Given text
Social media such as Facebook (NASDAQ:FB), Twitter, Tumblr, and Pinterest are gaining influence as a branding and marketing channel in online travel. OTAs and travel media admit they are still experimenting with various strategies to explore the social graph of social media users, emphasizing that traffic growth and revenue contribution are not near-term goals, but they all expect to tap social media to build brand affinity, connect with travelers, and create a sizable database for opt-in marketing. TripAdvisor, the most aggressive in social media marketing among the online travel firms, sees Facebook as a platform to drive membership, increase review contribution, and spread the concept of "wisdom of friends" to deepen engagement with users. Currently, Facebook users account for 35% of new reviews on TripAdvisor sites, and Facebook marketing has helped TripAdvisor double marketable members to 44 million in the past year.
Top online travel players are well-followed growth stories that are fairly valued
The online travel names on our coverage list are fairly valued in our view, with a median price/fair value estimate ratio of 1.07. Given impressive revenue and free cash flow growth in recent years, and continued secular tailwinds globally, we think top players in the online travel sector are well-followed growth stories, and that profit growth potentials over the next several years are reflected in the current valuation.

Source information
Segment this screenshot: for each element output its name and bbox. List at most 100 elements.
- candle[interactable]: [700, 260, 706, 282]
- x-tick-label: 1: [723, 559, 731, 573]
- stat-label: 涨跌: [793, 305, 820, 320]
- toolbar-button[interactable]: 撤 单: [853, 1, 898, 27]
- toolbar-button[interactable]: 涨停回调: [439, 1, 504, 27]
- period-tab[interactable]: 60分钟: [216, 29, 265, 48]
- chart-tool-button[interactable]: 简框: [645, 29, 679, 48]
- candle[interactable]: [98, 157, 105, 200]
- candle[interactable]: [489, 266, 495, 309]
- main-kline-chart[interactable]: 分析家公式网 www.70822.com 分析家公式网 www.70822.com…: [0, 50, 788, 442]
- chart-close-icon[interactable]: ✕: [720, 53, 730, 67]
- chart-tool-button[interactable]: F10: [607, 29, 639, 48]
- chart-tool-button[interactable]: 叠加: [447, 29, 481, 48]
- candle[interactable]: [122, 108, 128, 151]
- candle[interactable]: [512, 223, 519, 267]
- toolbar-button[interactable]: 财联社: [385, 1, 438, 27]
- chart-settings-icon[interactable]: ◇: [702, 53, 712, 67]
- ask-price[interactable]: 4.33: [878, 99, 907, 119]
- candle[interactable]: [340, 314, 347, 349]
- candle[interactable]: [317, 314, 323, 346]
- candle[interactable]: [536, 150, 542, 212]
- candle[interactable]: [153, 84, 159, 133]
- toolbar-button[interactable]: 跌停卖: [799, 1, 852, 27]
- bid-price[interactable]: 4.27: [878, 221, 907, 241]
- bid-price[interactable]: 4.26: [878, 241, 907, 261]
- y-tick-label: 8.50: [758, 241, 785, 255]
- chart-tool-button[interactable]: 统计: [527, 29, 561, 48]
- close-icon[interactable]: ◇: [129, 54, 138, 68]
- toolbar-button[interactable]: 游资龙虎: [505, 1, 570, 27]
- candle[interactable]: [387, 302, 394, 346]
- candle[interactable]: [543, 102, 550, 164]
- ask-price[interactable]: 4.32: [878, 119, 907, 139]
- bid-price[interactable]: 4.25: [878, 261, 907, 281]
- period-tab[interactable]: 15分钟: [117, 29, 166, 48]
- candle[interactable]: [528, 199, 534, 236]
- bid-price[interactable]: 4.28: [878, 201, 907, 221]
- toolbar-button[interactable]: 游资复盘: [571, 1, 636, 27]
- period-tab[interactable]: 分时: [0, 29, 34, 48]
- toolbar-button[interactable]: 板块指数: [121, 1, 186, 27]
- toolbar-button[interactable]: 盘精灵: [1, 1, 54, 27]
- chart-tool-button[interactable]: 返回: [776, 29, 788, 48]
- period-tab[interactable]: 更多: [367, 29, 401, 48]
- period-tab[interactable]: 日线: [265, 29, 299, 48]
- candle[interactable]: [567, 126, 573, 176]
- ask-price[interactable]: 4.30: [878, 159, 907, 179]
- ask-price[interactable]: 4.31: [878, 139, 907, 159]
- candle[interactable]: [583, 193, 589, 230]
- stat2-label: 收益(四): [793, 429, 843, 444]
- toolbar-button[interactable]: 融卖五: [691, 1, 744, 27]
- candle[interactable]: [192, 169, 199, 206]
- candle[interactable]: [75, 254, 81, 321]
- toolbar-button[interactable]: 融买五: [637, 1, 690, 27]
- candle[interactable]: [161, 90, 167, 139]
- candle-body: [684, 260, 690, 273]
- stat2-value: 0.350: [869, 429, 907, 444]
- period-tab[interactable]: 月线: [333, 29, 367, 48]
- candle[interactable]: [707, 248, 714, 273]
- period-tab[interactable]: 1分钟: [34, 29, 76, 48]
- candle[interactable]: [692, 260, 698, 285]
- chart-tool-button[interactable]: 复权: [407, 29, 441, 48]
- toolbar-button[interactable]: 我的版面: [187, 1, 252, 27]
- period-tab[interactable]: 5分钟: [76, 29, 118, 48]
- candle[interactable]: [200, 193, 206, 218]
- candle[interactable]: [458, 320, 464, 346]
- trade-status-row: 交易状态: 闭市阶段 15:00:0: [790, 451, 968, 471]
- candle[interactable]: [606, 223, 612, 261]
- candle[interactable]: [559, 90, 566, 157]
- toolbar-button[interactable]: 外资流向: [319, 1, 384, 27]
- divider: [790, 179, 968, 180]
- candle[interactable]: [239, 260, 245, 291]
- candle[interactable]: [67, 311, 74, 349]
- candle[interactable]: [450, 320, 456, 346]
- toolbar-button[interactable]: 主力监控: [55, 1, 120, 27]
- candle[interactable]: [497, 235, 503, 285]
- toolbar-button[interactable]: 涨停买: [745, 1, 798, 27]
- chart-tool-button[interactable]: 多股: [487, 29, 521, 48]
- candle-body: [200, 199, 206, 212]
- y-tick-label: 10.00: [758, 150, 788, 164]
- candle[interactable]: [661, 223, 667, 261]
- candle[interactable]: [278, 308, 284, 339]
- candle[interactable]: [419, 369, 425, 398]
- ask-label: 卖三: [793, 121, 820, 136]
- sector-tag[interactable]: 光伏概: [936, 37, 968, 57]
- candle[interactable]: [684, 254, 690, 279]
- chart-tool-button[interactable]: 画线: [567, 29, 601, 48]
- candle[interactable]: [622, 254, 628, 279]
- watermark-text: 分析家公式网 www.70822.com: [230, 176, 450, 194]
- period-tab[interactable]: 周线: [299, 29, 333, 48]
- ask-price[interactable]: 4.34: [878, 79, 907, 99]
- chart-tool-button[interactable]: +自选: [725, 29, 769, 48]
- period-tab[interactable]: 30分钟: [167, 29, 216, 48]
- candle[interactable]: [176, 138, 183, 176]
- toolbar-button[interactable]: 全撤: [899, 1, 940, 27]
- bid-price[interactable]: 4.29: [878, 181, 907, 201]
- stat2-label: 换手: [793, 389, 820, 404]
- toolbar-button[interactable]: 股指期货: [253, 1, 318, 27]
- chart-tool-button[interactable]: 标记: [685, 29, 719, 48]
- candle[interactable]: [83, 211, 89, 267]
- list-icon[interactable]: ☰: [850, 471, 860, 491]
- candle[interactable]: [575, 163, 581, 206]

To do
Pick up the passage on online travel companies and social media after its last sentence and continue it.

Response area
With shares trading at a 13% discount to our $780 fair value estimate, we view narrow-moat Priceline as offering a relatively more attractive risk/reward balance. Our $780 fair value estimate on the stock is based on assumptions that Priceline can grow travel bookings and revenues at 19.3% CAGR and 17.6% CAGR, respectively, over the next five years and maintain operating and EBITDA margins in the mid-30s. The stock trades at 21.3 times our 2013 EPS and at a price to fair value ratio of 0.9. Historically, Priceline traded at a valuation premium to its closest rival, Expedia, given more attractive international exposure, but the stock was under pressure in 2012 related to investor worries about European consumers and currency headwinds.
A string of statistics out of Europe in recent weeks seems to suggest that although local economies are still in the doldrums, risks of a severe, broad-based recession in the near future are not high. In addition, we think investors are not as preoccupied with worries of a catastrophic collapse of the euro monetary union. Both trends bode well for more stable operational results for Priceline, in our view. We'd also note that Priceline was able to post a 40% increase in hotel booking volume in 2012 (compared with 26.4% at Expedia) despite heavy exposure to Europe, which supports our view that a well-established supplier network and strong track record can continue to buttress Priceline's position in Europe and that travel demand on the continent is more resilient than many investors had expected.
The biggest risk to our fair value estimate remains the economic conditions in Europe, which can weigh on hotel booking volume, average daily rates, and commissions that Priceline and its Booking.com subsidiary can earn. In addition, Expedia may prove to be a tougher-than-expected incumbent in the U.S. market, given its solid supplier base and recent efforts to woo travelers by offering the choice of booking with either merchant or agency model.